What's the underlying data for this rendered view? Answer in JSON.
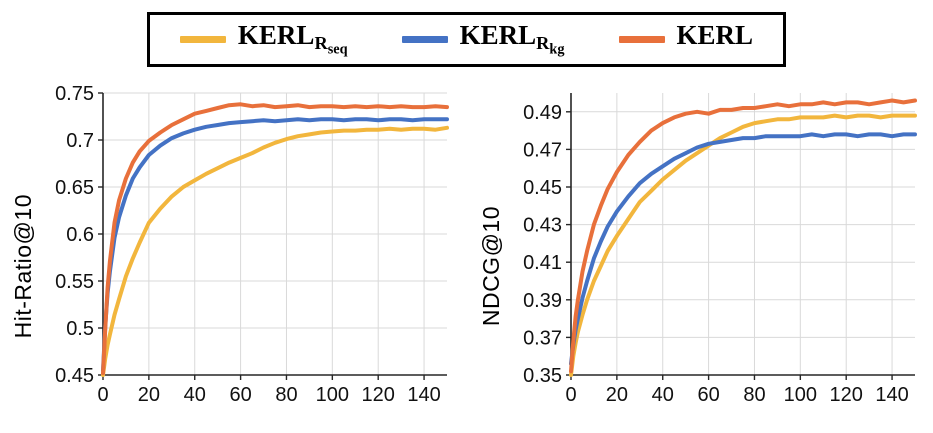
{
  "legend": {
    "items": [
      {
        "main": "KERL",
        "sub": "R",
        "subsub": "seq",
        "color": "#F2B63D"
      },
      {
        "main": "KERL",
        "sub": "R",
        "subsub": "kg",
        "color": "#4472C4"
      },
      {
        "main": "KERL",
        "sub": "",
        "subsub": "",
        "color": "#E8703B"
      }
    ]
  },
  "chart_data": [
    {
      "type": "line",
      "title": "",
      "xlabel": "",
      "ylabel": "Hit-Ratio@10",
      "xlim": [
        0,
        150
      ],
      "ylim": [
        0.45,
        0.75
      ],
      "grid": true,
      "legend_position": "top",
      "xticks": [
        0,
        20,
        40,
        60,
        80,
        100,
        120,
        140
      ],
      "xtick_labels": [
        "0",
        "20",
        "40",
        "60",
        "80",
        "100",
        "120",
        "140"
      ],
      "yticks": [
        0.45,
        0.5,
        0.55,
        0.6,
        0.65,
        0.7,
        0.75
      ],
      "ytick_labels": [
        "0.45",
        "0.5",
        "0.55",
        "0.6",
        "0.65",
        "0.7",
        "0.75"
      ],
      "x": [
        0,
        1,
        2,
        3,
        5,
        7,
        10,
        13,
        16,
        20,
        25,
        30,
        35,
        40,
        45,
        50,
        55,
        60,
        65,
        70,
        75,
        80,
        85,
        90,
        95,
        100,
        105,
        110,
        115,
        120,
        125,
        130,
        135,
        140,
        145,
        150
      ],
      "series": [
        {
          "name": "KERL_Rseq",
          "color": "#F2B63D",
          "values": [
            0.45,
            0.468,
            0.482,
            0.493,
            0.514,
            0.531,
            0.555,
            0.574,
            0.591,
            0.612,
            0.627,
            0.64,
            0.65,
            0.657,
            0.664,
            0.67,
            0.676,
            0.681,
            0.686,
            0.692,
            0.697,
            0.701,
            0.704,
            0.706,
            0.708,
            0.709,
            0.71,
            0.71,
            0.711,
            0.711,
            0.712,
            0.711,
            0.712,
            0.712,
            0.711,
            0.713
          ]
        },
        {
          "name": "KERL_Rkg",
          "color": "#4472C4",
          "values": [
            0.455,
            0.503,
            0.537,
            0.56,
            0.596,
            0.618,
            0.641,
            0.659,
            0.671,
            0.684,
            0.694,
            0.702,
            0.707,
            0.711,
            0.714,
            0.716,
            0.718,
            0.719,
            0.72,
            0.721,
            0.72,
            0.721,
            0.722,
            0.721,
            0.722,
            0.722,
            0.721,
            0.722,
            0.722,
            0.721,
            0.722,
            0.722,
            0.721,
            0.722,
            0.722,
            0.722
          ]
        },
        {
          "name": "KERL",
          "color": "#E8703B",
          "values": [
            0.452,
            0.5,
            0.543,
            0.571,
            0.612,
            0.636,
            0.659,
            0.676,
            0.688,
            0.699,
            0.708,
            0.716,
            0.722,
            0.728,
            0.731,
            0.734,
            0.737,
            0.738,
            0.736,
            0.737,
            0.735,
            0.736,
            0.737,
            0.735,
            0.736,
            0.736,
            0.735,
            0.736,
            0.735,
            0.736,
            0.735,
            0.736,
            0.735,
            0.735,
            0.736,
            0.735
          ]
        }
      ]
    },
    {
      "type": "line",
      "title": "",
      "xlabel": "",
      "ylabel": "NDCG@10",
      "xlim": [
        0,
        150
      ],
      "ylim": [
        0.35,
        0.5
      ],
      "grid": true,
      "legend_position": "top",
      "xticks": [
        0,
        20,
        40,
        60,
        80,
        100,
        120,
        140
      ],
      "xtick_labels": [
        "0",
        "20",
        "40",
        "60",
        "80",
        "100",
        "120",
        "140"
      ],
      "yticks": [
        0.35,
        0.37,
        0.39,
        0.41,
        0.43,
        0.45,
        0.47,
        0.49
      ],
      "ytick_labels": [
        "0.35",
        "0.37",
        "0.39",
        "0.41",
        "0.43",
        "0.45",
        "0.47",
        "0.49"
      ],
      "x": [
        0,
        1,
        2,
        3,
        5,
        7,
        10,
        13,
        16,
        20,
        25,
        30,
        35,
        40,
        45,
        50,
        55,
        60,
        65,
        70,
        75,
        80,
        85,
        90,
        95,
        100,
        105,
        110,
        115,
        120,
        125,
        130,
        135,
        140,
        145,
        150
      ],
      "series": [
        {
          "name": "KERL_Rseq",
          "color": "#F2B63D",
          "values": [
            0.35,
            0.36,
            0.367,
            0.373,
            0.382,
            0.39,
            0.4,
            0.408,
            0.416,
            0.424,
            0.433,
            0.442,
            0.448,
            0.454,
            0.459,
            0.464,
            0.468,
            0.472,
            0.476,
            0.479,
            0.482,
            0.484,
            0.485,
            0.486,
            0.486,
            0.487,
            0.487,
            0.487,
            0.488,
            0.487,
            0.488,
            0.488,
            0.487,
            0.488,
            0.488,
            0.488
          ]
        },
        {
          "name": "KERL_Rkg",
          "color": "#4472C4",
          "values": [
            0.356,
            0.366,
            0.374,
            0.38,
            0.391,
            0.4,
            0.412,
            0.421,
            0.429,
            0.437,
            0.445,
            0.452,
            0.457,
            0.461,
            0.465,
            0.468,
            0.471,
            0.473,
            0.474,
            0.475,
            0.476,
            0.476,
            0.477,
            0.477,
            0.477,
            0.477,
            0.478,
            0.477,
            0.478,
            0.478,
            0.477,
            0.478,
            0.478,
            0.477,
            0.478,
            0.478
          ]
        },
        {
          "name": "KERL",
          "color": "#E8703B",
          "values": [
            0.352,
            0.368,
            0.381,
            0.39,
            0.405,
            0.416,
            0.43,
            0.44,
            0.449,
            0.458,
            0.467,
            0.474,
            0.48,
            0.484,
            0.487,
            0.489,
            0.49,
            0.489,
            0.491,
            0.491,
            0.492,
            0.492,
            0.493,
            0.494,
            0.493,
            0.494,
            0.494,
            0.495,
            0.494,
            0.495,
            0.495,
            0.494,
            0.495,
            0.496,
            0.495,
            0.496
          ]
        }
      ]
    }
  ]
}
§ §
▶ **Task brief**
Keep every word of the data as it is when you write it out, but drop the pictures.

▶ **Expected answer**
What's the underlying data for this rendered view? Answer in JSON.
{
  "legend": {
    "items": [
      {
        "main": "KERL",
        "sub": "R",
        "subsub": "seq",
        "color": "#F2B63D"
      },
      {
        "main": "KERL",
        "sub": "R",
        "subsub": "kg",
        "color": "#4472C4"
      },
      {
        "main": "KERL",
        "sub": "",
        "subsub": "",
        "color": "#E8703B"
      }
    ]
  },
  "chart_data": [
    {
      "type": "line",
      "title": "",
      "xlabel": "",
      "ylabel": "Hit-Ratio@10",
      "xlim": [
        0,
        150
      ],
      "ylim": [
        0.45,
        0.75
      ],
      "grid": true,
      "legend_position": "top",
      "xticks": [
        0,
        20,
        40,
        60,
        80,
        100,
        120,
        140
      ],
      "xtick_labels": [
        "0",
        "20",
        "40",
        "60",
        "80",
        "100",
        "120",
        "140"
      ],
      "yticks": [
        0.45,
        0.5,
        0.55,
        0.6,
        0.65,
        0.7,
        0.75
      ],
      "ytick_labels": [
        "0.45",
        "0.5",
        "0.55",
        "0.6",
        "0.65",
        "0.7",
        "0.75"
      ],
      "x": [
        0,
        1,
        2,
        3,
        5,
        7,
        10,
        13,
        16,
        20,
        25,
        30,
        35,
        40,
        45,
        50,
        55,
        60,
        65,
        70,
        75,
        80,
        85,
        90,
        95,
        100,
        105,
        110,
        115,
        120,
        125,
        130,
        135,
        140,
        145,
        150
      ],
      "series": [
        {
          "name": "KERL_Rseq",
          "color": "#F2B63D",
          "values": [
            0.45,
            0.468,
            0.482,
            0.493,
            0.514,
            0.531,
            0.555,
            0.574,
            0.591,
            0.612,
            0.627,
            0.64,
            0.65,
            0.657,
            0.664,
            0.67,
            0.676,
            0.681,
            0.686,
            0.692,
            0.697,
            0.701,
            0.704,
            0.706,
            0.708,
            0.709,
            0.71,
            0.71,
            0.711,
            0.711,
            0.712,
            0.711,
            0.712,
            0.712,
            0.711,
            0.713
          ]
        },
        {
          "name": "KERL_Rkg",
          "color": "#4472C4",
          "values": [
            0.455,
            0.503,
            0.537,
            0.56,
            0.596,
            0.618,
            0.641,
            0.659,
            0.671,
            0.684,
            0.694,
            0.702,
            0.707,
            0.711,
            0.714,
            0.716,
            0.718,
            0.719,
            0.72,
            0.721,
            0.72,
            0.721,
            0.722,
            0.721,
            0.722,
            0.722,
            0.721,
            0.722,
            0.722,
            0.721,
            0.722,
            0.722,
            0.721,
            0.722,
            0.722,
            0.722
          ]
        },
        {
          "name": "KERL",
          "color": "#E8703B",
          "values": [
            0.452,
            0.5,
            0.543,
            0.571,
            0.612,
            0.636,
            0.659,
            0.676,
            0.688,
            0.699,
            0.708,
            0.716,
            0.722,
            0.728,
            0.731,
            0.734,
            0.737,
            0.738,
            0.736,
            0.737,
            0.735,
            0.736,
            0.737,
            0.735,
            0.736,
            0.736,
            0.735,
            0.736,
            0.735,
            0.736,
            0.735,
            0.736,
            0.735,
            0.735,
            0.736,
            0.735
          ]
        }
      ]
    },
    {
      "type": "line",
      "title": "",
      "xlabel": "",
      "ylabel": "NDCG@10",
      "xlim": [
        0,
        150
      ],
      "ylim": [
        0.35,
        0.5
      ],
      "grid": true,
      "legend_position": "top",
      "xticks": [
        0,
        20,
        40,
        60,
        80,
        100,
        120,
        140
      ],
      "xtick_labels": [
        "0",
        "20",
        "40",
        "60",
        "80",
        "100",
        "120",
        "140"
      ],
      "yticks": [
        0.35,
        0.37,
        0.39,
        0.41,
        0.43,
        0.45,
        0.47,
        0.49
      ],
      "ytick_labels": [
        "0.35",
        "0.37",
        "0.39",
        "0.41",
        "0.43",
        "0.45",
        "0.47",
        "0.49"
      ],
      "x": [
        0,
        1,
        2,
        3,
        5,
        7,
        10,
        13,
        16,
        20,
        25,
        30,
        35,
        40,
        45,
        50,
        55,
        60,
        65,
        70,
        75,
        80,
        85,
        90,
        95,
        100,
        105,
        110,
        115,
        120,
        125,
        130,
        135,
        140,
        145,
        150
      ],
      "series": [
        {
          "name": "KERL_Rseq",
          "color": "#F2B63D",
          "values": [
            0.35,
            0.36,
            0.367,
            0.373,
            0.382,
            0.39,
            0.4,
            0.408,
            0.416,
            0.424,
            0.433,
            0.442,
            0.448,
            0.454,
            0.459,
            0.464,
            0.468,
            0.472,
            0.476,
            0.479,
            0.482,
            0.484,
            0.485,
            0.486,
            0.486,
            0.487,
            0.487,
            0.487,
            0.488,
            0.487,
            0.488,
            0.488,
            0.487,
            0.488,
            0.488,
            0.488
          ]
        },
        {
          "name": "KERL_Rkg",
          "color": "#4472C4",
          "values": [
            0.356,
            0.366,
            0.374,
            0.38,
            0.391,
            0.4,
            0.412,
            0.421,
            0.429,
            0.437,
            0.445,
            0.452,
            0.457,
            0.461,
            0.465,
            0.468,
            0.471,
            0.473,
            0.474,
            0.475,
            0.476,
            0.476,
            0.477,
            0.477,
            0.477,
            0.477,
            0.478,
            0.477,
            0.478,
            0.478,
            0.477,
            0.478,
            0.478,
            0.477,
            0.478,
            0.478
          ]
        },
        {
          "name": "KERL",
          "color": "#E8703B",
          "values": [
            0.352,
            0.368,
            0.381,
            0.39,
            0.405,
            0.416,
            0.43,
            0.44,
            0.449,
            0.458,
            0.467,
            0.474,
            0.48,
            0.484,
            0.487,
            0.489,
            0.49,
            0.489,
            0.491,
            0.491,
            0.492,
            0.492,
            0.493,
            0.494,
            0.493,
            0.494,
            0.494,
            0.495,
            0.494,
            0.495,
            0.495,
            0.494,
            0.495,
            0.496,
            0.495,
            0.496
          ]
        }
      ]
    }
  ]
}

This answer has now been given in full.